Material for this exercise =
────────────────────

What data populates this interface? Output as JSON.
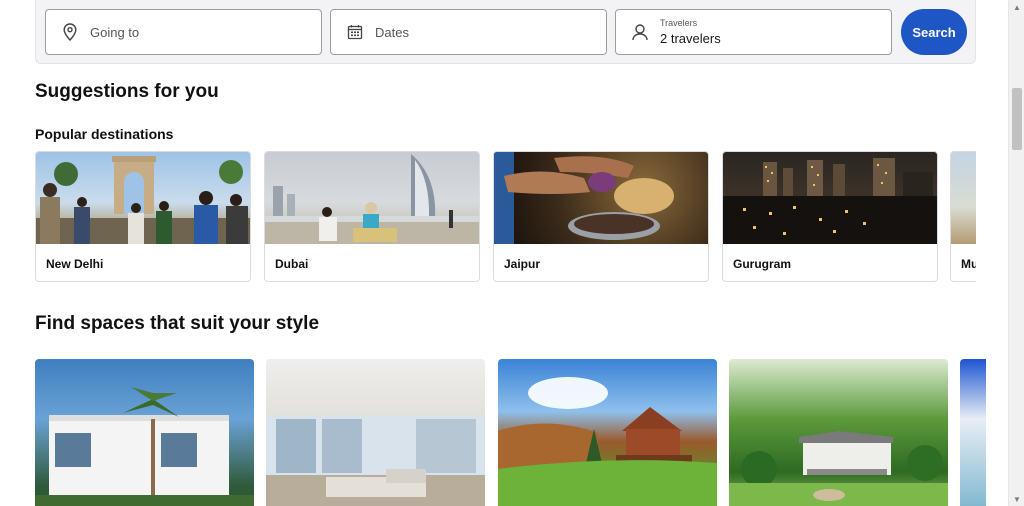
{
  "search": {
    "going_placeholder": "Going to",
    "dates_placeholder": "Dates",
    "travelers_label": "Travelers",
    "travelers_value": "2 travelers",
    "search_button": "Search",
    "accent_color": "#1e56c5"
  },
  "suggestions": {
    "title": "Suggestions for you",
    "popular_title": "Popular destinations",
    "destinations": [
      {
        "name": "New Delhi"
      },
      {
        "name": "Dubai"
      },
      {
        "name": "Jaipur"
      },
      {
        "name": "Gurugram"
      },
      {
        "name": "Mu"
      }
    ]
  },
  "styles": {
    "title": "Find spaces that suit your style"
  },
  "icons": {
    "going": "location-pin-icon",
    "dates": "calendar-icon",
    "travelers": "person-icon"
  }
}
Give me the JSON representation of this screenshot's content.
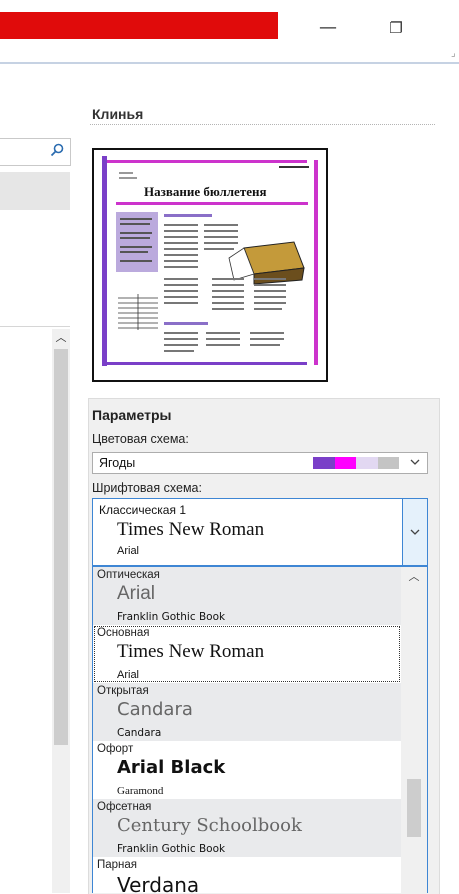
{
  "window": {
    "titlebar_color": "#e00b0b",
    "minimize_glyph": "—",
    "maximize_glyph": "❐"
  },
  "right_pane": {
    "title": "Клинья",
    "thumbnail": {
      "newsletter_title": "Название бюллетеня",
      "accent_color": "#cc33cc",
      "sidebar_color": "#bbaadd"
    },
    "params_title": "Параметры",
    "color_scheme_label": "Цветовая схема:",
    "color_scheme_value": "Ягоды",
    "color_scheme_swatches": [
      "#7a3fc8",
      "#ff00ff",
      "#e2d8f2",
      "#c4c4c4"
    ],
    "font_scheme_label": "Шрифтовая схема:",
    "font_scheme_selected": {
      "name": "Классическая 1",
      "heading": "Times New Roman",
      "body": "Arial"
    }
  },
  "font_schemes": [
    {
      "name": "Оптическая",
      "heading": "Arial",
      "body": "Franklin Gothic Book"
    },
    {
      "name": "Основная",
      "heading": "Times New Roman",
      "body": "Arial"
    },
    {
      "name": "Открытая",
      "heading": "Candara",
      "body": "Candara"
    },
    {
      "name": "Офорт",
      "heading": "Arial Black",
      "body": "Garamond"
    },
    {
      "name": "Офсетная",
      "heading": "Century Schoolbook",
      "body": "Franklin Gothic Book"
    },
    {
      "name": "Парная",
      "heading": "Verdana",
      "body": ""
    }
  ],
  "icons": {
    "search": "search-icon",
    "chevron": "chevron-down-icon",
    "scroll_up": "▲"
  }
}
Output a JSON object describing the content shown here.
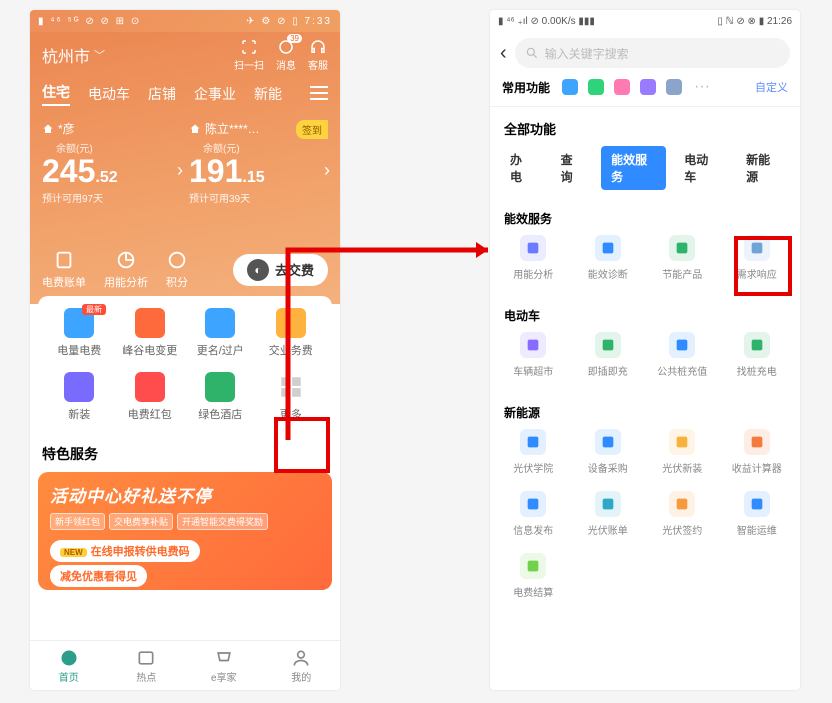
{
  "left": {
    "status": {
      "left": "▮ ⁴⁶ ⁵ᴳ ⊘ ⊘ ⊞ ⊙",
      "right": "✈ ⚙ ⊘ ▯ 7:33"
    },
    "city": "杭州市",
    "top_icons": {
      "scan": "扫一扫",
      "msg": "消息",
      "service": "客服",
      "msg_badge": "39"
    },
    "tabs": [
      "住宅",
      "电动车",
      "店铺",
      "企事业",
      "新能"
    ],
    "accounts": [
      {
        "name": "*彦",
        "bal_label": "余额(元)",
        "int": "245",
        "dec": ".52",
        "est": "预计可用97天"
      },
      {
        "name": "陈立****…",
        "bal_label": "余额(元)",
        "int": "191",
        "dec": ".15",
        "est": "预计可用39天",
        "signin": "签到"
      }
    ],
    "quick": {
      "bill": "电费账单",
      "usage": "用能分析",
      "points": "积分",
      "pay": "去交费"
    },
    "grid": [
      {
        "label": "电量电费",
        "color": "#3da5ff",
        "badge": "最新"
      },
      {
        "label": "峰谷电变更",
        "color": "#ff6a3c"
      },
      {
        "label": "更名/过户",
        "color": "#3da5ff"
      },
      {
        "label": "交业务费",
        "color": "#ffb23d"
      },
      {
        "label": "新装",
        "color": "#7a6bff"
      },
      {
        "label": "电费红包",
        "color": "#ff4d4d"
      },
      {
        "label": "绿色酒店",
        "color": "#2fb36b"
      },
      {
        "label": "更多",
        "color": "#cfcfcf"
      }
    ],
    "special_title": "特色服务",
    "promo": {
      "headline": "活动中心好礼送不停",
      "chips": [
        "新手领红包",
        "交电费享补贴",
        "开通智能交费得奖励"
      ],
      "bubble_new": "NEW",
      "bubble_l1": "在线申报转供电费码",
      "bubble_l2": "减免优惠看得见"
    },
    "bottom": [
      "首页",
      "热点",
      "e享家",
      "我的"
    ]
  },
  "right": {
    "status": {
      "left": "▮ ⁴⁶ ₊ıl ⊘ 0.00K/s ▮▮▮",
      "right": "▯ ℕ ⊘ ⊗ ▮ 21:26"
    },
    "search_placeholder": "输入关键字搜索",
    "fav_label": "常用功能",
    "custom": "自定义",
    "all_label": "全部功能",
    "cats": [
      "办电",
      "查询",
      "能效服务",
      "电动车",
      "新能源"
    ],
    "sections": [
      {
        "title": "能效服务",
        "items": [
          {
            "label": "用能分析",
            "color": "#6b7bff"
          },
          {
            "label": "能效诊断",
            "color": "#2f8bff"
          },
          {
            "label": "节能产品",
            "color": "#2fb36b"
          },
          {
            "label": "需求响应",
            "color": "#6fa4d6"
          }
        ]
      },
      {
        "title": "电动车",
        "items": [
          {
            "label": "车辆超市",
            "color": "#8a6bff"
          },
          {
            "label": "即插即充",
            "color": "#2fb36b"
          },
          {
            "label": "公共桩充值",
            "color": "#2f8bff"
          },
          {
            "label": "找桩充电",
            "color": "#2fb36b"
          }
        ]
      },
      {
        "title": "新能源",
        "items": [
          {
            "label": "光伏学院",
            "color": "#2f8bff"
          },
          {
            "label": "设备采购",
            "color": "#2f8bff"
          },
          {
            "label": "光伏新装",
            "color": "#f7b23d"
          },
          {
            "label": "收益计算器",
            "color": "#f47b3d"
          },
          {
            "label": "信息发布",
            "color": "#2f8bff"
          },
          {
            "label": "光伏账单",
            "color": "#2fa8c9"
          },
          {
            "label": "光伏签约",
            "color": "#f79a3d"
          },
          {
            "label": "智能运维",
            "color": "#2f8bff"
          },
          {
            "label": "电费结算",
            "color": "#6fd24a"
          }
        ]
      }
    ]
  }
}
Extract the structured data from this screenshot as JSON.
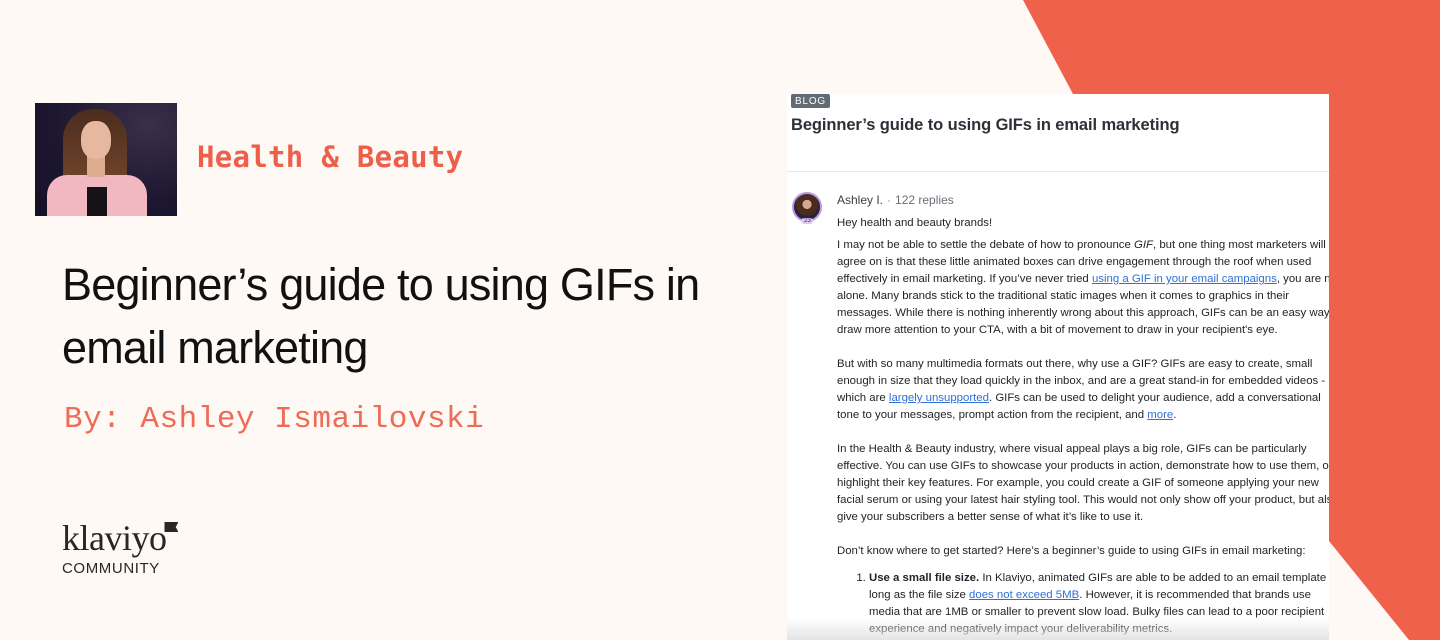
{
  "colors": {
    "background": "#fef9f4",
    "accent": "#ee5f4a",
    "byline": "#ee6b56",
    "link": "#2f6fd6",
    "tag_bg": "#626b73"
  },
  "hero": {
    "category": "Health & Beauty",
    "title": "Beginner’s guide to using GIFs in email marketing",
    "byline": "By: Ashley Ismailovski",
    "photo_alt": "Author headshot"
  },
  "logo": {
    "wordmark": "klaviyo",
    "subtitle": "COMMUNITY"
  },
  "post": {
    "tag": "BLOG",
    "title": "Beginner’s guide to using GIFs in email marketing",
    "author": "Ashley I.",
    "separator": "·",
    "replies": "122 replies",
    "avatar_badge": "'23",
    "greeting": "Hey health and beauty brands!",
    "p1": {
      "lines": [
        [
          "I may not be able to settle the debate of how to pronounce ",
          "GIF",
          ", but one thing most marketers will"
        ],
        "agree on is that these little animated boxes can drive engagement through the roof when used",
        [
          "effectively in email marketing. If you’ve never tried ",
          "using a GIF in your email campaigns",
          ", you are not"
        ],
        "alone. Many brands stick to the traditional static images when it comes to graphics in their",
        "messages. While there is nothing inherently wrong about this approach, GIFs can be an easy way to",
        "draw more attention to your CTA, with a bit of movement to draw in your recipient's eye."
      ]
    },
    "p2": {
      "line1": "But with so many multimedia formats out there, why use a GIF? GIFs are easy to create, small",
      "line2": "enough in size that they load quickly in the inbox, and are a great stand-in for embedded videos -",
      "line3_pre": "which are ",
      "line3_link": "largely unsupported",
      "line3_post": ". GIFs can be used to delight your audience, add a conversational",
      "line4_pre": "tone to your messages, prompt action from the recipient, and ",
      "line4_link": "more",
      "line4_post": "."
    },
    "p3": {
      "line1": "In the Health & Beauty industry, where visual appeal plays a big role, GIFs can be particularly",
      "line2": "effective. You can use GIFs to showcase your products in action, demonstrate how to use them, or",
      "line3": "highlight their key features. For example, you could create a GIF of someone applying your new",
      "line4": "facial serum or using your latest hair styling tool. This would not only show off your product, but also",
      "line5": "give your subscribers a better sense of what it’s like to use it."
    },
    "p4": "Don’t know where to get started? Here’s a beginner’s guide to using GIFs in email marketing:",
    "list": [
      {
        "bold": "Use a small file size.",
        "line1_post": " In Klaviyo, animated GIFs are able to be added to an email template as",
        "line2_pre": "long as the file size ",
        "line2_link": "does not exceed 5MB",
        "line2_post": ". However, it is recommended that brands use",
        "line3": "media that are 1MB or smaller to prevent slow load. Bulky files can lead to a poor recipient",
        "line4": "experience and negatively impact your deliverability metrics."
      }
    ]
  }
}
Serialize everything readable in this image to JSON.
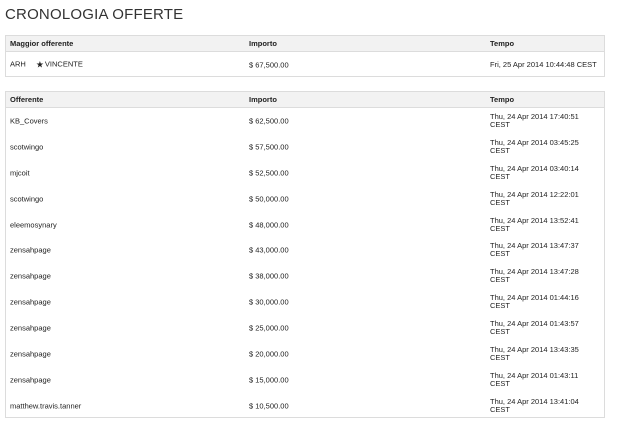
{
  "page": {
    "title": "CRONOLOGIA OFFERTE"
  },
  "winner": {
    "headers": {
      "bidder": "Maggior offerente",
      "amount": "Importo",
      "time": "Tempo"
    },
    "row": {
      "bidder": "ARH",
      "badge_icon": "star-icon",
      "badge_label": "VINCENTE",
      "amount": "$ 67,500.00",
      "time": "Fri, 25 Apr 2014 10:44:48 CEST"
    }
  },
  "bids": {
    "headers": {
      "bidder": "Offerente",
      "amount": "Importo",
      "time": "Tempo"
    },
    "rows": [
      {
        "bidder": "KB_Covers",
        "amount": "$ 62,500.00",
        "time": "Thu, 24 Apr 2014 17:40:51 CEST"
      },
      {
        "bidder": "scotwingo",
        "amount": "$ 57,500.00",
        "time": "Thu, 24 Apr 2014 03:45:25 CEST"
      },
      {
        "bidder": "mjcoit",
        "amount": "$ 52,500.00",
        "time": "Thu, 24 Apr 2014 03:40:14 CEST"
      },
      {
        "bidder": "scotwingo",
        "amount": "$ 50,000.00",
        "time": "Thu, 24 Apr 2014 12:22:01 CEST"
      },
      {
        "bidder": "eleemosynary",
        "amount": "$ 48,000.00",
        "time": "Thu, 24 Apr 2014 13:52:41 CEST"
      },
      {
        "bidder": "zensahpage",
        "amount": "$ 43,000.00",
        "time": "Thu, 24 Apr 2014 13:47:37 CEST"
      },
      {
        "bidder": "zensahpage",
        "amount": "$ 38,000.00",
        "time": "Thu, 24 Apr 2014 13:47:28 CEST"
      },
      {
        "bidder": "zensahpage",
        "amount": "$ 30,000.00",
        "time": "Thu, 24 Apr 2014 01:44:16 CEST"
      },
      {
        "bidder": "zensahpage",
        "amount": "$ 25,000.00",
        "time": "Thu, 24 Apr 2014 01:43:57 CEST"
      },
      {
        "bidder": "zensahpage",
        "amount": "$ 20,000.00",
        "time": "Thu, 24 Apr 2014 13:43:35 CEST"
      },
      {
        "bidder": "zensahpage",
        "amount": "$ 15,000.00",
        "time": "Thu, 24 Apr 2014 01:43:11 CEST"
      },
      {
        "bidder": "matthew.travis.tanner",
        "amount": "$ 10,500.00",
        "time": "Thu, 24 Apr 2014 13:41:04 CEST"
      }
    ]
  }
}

────────────────────

Goal =
Where a line contains "more", copy that line.

The completed task =
        "draw more attention to your CTA, with a bit of movement to draw in your recipient's eye."
      "line4_link": "more",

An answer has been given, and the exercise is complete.